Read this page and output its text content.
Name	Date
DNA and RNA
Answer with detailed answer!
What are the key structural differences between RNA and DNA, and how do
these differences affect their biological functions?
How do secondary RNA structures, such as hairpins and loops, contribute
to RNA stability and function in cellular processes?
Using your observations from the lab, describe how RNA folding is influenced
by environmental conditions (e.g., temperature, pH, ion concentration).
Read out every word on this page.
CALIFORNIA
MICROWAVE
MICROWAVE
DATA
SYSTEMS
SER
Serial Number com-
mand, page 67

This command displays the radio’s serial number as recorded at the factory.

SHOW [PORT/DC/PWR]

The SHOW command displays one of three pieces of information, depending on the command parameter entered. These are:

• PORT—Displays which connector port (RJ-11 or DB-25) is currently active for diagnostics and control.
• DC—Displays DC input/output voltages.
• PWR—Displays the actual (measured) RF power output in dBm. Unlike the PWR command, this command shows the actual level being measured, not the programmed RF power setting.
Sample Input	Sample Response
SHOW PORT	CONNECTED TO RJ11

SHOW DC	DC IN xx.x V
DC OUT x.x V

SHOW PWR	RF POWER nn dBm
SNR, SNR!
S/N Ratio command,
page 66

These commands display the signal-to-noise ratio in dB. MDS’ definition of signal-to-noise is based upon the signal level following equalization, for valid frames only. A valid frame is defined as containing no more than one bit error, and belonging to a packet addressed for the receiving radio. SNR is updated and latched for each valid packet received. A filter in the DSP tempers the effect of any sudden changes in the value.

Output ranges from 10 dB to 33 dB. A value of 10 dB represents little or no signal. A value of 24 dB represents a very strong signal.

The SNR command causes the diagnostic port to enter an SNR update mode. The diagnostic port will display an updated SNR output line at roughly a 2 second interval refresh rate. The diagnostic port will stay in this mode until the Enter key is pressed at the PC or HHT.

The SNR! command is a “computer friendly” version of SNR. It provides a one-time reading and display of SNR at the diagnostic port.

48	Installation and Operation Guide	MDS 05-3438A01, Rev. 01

◆ Exercise prompt
Reproduce the entries above exactly.

◆ Solution for this exercise
Read this page and output its text content.
Name	Date
DNA and RNA
Answer with detailed answer!
What are the key structural differences between RNA and DNA, and how do
these differences affect their biological functions?
How do secondary RNA structures, such as hairpins and loops, contribute
to RNA stability and function in cellular processes?
Using your observations from the lab, describe how RNA folding is influenced
by environmental conditions (e.g., temperature, pH, ion concentration).
Read out every word on this page.
CALIFORNIA
MICROWAVE
MICROWAVE
DATA
SYSTEMS
SER
Serial Number com-
mand, page 67

This command displays the radio’s serial number as recorded at the factory.

SHOW [PORT/DC/PWR]

The SHOW command displays one of three pieces of information, depending on the command parameter entered. These are:

• PORT—Displays which connector port (RJ-11 or DB-25) is currently active for diagnostics and control.
• DC—Displays DC input/output voltages.
• PWR—Displays the actual (measured) RF power output in dBm. Unlike the PWR command, this command shows the actual level being measured, not the programmed RF power setting.
Sample Input	Sample Response
SHOW PORT	CONNECTED TO RJ11

SHOW DC	DC IN xx.x V
DC OUT x.x V

SHOW PWR	RF POWER nn dBm
SNR, SNR!
S/N Ratio command,
page 66

These commands display the signal-to-noise ratio in dB. MDS’ definition of signal-to-noise is based upon the signal level following equalization, for valid frames only. A valid frame is defined as containing no more than one bit error, and belonging to a packet addressed for the receiving radio. SNR is updated and latched for each valid packet received. A filter in the DSP tempers the effect of any sudden changes in the value.

Output ranges from 10 dB to 33 dB. A value of 10 dB represents little or no signal. A value of 24 dB represents a very strong signal.

The SNR command causes the diagnostic port to enter an SNR update mode. The diagnostic port will display an updated SNR output line at roughly a 2 second interval refresh rate. The diagnostic port will stay in this mode until the Enter key is pressed at the PC or HHT.

The SNR! command is a “computer friendly” version of SNR. It provides a one-time reading and display of SNR at the diagnostic port.

48	Installation and Operation Guide	MDS 05-3438A01, Rev. 01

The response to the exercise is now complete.